# Problem details
Pull each line holding "those" out of the entries below.

# Records shown
+ + + + +

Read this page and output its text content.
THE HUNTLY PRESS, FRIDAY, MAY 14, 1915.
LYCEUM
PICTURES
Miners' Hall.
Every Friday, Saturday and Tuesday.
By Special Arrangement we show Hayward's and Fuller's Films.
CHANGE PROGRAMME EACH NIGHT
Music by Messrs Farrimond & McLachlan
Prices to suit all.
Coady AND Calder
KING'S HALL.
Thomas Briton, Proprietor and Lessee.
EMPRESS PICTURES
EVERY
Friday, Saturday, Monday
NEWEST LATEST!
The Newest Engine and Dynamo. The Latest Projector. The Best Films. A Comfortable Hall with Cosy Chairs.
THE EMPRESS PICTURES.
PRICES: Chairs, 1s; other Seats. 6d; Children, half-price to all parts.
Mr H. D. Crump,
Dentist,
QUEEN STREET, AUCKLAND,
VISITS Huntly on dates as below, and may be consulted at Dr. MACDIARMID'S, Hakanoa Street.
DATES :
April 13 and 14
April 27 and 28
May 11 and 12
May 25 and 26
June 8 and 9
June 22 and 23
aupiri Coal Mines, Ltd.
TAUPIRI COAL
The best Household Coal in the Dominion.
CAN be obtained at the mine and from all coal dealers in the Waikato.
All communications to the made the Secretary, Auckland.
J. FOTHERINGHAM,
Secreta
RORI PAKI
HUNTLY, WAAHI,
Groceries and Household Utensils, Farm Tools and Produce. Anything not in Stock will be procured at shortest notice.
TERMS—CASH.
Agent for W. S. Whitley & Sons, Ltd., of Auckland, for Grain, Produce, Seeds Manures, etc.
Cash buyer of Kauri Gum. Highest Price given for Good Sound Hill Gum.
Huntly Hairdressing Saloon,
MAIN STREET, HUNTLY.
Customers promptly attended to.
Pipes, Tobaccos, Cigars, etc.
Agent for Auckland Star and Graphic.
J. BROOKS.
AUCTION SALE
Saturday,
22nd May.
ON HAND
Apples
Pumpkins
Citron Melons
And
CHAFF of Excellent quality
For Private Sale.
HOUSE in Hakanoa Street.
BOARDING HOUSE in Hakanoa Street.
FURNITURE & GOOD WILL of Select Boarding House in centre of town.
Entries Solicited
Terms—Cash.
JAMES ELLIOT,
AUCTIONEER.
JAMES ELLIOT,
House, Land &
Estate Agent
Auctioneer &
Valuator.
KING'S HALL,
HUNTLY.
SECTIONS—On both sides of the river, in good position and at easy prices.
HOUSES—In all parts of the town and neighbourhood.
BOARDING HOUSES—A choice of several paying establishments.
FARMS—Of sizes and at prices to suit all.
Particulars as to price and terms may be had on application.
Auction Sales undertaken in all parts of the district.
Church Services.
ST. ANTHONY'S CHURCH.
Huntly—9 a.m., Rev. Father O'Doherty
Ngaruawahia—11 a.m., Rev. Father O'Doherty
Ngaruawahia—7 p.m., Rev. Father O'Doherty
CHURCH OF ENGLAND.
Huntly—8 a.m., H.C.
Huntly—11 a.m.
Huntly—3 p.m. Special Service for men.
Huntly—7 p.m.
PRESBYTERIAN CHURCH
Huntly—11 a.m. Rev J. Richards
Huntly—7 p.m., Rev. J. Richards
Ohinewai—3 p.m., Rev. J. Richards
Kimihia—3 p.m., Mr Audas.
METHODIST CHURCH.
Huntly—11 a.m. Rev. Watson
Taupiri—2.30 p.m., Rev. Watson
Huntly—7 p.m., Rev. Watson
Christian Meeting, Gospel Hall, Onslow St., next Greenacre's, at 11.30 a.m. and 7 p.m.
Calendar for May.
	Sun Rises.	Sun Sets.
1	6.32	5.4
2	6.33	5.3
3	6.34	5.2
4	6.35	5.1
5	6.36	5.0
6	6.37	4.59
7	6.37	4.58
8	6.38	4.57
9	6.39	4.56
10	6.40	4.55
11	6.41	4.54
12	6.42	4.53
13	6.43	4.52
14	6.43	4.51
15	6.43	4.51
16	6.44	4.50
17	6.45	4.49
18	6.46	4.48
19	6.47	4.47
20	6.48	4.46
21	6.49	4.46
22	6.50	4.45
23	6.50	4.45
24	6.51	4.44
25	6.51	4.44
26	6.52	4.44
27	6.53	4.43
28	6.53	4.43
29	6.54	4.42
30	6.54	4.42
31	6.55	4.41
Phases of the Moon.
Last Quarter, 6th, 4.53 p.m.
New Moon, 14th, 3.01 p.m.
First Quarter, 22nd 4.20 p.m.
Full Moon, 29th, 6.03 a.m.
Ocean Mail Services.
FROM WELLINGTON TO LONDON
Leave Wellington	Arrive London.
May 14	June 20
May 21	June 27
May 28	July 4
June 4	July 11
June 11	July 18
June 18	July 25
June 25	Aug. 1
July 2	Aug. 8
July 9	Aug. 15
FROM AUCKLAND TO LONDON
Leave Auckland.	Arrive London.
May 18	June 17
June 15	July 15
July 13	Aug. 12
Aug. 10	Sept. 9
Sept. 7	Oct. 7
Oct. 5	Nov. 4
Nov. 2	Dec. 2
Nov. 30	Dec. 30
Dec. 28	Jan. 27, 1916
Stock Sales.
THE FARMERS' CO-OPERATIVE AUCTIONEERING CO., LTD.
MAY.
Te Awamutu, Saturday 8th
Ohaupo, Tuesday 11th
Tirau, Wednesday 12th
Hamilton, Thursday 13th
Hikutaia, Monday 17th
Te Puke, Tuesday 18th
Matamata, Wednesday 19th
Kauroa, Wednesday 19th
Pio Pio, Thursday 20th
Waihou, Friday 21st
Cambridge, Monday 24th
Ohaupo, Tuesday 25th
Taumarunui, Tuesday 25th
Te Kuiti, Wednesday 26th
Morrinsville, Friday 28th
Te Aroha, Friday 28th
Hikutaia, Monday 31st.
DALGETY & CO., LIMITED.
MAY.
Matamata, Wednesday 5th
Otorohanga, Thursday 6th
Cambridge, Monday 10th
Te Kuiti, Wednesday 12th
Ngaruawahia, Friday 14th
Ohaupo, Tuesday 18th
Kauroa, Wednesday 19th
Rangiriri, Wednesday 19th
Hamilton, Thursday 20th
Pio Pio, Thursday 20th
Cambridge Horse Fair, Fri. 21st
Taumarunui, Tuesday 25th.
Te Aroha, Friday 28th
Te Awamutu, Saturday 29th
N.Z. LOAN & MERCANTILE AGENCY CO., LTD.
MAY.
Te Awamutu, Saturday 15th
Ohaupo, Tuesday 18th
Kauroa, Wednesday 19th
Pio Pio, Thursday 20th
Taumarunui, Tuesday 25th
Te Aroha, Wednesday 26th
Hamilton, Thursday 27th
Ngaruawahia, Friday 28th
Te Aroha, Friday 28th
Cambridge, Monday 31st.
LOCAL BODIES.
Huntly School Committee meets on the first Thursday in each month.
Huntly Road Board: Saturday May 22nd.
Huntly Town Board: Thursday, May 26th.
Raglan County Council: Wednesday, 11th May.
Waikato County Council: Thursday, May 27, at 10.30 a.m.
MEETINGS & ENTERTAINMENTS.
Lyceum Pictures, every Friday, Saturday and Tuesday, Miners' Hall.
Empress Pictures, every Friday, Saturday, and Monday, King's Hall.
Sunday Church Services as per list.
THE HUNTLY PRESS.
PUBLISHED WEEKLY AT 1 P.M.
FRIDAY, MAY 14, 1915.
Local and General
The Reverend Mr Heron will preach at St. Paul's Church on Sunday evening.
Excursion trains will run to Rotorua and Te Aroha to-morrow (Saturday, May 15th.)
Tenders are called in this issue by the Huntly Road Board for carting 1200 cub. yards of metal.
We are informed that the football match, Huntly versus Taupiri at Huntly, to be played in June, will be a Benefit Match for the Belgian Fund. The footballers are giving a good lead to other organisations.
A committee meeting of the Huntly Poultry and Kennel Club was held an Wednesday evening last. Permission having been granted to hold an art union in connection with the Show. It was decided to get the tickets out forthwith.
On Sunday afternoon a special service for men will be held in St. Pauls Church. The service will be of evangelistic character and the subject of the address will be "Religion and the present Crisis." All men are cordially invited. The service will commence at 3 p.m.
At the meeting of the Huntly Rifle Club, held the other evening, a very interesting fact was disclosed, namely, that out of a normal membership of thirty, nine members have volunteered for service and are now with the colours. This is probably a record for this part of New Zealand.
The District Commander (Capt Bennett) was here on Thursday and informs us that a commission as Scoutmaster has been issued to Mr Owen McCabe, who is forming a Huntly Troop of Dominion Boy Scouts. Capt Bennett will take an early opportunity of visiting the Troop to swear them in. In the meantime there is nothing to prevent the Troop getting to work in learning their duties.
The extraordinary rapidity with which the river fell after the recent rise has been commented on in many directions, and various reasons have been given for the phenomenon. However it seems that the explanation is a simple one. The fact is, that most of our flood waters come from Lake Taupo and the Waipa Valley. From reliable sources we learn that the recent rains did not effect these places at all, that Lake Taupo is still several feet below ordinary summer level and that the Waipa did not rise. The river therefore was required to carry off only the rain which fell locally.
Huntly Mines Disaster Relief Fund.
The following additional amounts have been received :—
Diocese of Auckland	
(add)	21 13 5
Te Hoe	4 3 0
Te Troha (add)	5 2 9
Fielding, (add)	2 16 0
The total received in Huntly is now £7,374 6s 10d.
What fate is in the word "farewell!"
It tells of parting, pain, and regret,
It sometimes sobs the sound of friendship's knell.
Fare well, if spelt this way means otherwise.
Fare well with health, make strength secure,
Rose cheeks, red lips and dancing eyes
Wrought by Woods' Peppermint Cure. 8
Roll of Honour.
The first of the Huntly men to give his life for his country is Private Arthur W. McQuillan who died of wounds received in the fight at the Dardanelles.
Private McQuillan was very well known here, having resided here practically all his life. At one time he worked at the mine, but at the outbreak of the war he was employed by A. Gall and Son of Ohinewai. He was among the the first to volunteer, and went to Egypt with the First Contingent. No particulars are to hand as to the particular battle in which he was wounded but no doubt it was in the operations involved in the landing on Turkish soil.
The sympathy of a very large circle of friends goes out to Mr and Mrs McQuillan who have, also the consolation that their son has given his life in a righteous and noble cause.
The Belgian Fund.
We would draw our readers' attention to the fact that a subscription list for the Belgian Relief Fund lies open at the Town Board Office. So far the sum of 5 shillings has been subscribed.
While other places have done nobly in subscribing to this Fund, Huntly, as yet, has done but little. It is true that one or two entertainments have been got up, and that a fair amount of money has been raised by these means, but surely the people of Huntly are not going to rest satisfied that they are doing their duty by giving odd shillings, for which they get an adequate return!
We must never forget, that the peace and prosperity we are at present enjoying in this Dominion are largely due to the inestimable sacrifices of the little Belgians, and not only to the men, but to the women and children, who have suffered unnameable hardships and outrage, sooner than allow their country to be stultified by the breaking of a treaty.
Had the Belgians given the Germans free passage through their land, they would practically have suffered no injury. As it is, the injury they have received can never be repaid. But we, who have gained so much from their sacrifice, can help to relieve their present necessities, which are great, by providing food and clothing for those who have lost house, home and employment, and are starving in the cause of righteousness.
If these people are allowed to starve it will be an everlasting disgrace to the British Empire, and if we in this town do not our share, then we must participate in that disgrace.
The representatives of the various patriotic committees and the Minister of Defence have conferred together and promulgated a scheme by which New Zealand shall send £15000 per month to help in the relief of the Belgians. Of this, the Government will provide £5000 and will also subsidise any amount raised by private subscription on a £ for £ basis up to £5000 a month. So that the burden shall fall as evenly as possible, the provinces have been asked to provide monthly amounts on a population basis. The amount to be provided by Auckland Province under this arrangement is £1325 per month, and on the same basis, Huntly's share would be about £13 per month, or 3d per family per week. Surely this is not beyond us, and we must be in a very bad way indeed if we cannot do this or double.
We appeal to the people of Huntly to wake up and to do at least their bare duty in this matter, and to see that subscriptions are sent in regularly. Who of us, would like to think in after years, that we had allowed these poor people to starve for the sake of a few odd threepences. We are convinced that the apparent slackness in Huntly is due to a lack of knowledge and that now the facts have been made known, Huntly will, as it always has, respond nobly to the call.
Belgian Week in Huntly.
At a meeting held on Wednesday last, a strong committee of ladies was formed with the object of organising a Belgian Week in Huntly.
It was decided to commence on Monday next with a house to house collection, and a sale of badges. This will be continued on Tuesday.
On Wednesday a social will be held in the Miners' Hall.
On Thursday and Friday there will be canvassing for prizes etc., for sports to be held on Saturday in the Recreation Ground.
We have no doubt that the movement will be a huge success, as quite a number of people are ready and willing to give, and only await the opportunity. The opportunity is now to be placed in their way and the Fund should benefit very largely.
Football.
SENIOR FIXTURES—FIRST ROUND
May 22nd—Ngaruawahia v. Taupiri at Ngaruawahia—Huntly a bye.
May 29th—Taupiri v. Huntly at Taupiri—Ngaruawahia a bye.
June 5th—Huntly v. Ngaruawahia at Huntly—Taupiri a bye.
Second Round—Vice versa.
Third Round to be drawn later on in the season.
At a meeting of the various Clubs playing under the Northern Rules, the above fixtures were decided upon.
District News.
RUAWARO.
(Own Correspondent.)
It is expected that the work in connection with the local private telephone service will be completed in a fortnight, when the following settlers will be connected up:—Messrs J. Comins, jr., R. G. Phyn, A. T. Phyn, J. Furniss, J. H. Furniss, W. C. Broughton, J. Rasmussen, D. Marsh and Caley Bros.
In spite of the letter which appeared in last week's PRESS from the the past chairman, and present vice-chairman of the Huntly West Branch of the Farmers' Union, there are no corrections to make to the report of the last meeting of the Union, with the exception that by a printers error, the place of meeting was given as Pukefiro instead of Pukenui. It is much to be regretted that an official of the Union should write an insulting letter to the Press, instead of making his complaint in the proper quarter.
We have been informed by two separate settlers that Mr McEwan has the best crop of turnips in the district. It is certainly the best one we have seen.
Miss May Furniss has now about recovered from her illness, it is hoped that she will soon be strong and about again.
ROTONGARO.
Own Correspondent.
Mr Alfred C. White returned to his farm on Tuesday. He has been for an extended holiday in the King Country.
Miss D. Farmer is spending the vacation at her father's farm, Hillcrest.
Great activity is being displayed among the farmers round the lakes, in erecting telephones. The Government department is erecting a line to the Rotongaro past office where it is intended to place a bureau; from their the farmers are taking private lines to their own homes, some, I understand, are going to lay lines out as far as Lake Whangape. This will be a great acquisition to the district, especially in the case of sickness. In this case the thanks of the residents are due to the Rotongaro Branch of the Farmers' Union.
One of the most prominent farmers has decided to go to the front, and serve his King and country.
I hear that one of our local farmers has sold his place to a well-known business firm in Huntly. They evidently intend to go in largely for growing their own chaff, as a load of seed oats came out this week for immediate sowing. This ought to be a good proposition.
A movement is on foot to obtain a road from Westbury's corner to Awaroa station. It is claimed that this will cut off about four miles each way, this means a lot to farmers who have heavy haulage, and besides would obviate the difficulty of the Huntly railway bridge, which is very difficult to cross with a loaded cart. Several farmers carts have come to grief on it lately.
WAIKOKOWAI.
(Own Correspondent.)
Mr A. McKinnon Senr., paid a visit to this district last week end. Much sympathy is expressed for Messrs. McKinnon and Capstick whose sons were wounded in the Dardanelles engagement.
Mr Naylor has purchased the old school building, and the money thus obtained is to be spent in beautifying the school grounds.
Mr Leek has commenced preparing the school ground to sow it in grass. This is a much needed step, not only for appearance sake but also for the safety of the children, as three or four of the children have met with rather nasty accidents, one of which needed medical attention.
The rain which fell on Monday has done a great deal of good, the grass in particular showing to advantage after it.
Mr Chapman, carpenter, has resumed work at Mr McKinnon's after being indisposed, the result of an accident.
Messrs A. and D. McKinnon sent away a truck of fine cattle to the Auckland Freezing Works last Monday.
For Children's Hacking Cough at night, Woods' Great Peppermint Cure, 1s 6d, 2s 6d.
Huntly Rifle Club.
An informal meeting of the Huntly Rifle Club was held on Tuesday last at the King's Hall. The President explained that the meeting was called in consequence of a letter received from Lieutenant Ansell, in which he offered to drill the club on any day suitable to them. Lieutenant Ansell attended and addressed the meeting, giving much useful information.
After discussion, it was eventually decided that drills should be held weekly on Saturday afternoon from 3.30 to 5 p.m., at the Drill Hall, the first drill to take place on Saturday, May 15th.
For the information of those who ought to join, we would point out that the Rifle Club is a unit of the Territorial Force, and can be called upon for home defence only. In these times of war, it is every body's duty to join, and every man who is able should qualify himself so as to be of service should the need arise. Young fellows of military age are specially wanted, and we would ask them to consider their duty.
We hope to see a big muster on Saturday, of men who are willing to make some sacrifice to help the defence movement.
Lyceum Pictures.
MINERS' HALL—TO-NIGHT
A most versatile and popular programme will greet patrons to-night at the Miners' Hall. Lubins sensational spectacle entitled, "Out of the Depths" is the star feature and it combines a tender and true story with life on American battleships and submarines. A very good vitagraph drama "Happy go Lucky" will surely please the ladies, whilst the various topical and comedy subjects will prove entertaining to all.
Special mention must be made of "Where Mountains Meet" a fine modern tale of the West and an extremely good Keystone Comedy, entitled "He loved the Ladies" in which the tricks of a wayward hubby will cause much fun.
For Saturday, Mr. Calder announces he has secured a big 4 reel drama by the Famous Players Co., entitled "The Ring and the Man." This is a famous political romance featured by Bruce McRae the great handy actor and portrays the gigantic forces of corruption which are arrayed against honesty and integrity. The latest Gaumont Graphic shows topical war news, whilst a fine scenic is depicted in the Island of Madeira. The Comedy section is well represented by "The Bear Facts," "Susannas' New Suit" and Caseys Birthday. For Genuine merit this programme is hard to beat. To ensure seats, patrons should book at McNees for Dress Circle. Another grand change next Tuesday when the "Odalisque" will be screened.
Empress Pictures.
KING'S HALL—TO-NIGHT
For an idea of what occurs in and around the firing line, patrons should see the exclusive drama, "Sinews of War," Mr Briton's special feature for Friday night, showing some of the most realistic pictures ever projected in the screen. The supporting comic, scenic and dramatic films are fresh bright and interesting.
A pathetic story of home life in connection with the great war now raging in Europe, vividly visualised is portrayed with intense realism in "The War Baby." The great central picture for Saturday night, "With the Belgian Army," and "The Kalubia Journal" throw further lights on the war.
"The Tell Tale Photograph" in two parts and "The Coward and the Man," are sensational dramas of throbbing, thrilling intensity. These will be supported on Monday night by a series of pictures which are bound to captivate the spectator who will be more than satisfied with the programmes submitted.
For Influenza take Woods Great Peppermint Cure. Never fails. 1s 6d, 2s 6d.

+ + + + +

# Output of the exercise
Had the Belgians given the Germans free passage through their land, they would practically have suffered no injury. As it is, the injury they have received can never be repaid. But we, who have gained so much from their sacrifice, can help to relieve their present necessities, which are great, by providing food and clothing for those who have lost house, home and employment, and are starving in the cause of righteousness.
For the information of those who ought to join, we would point out that the Rifle Club is a unit of the Territorial Force, and can be called upon for home defence only. In these times of war, it is every body's duty to join, and every man who is able should qualify himself so as to be of service should the need arise. Young fellows of military age are specially wanted, and we would ask them to consider their duty.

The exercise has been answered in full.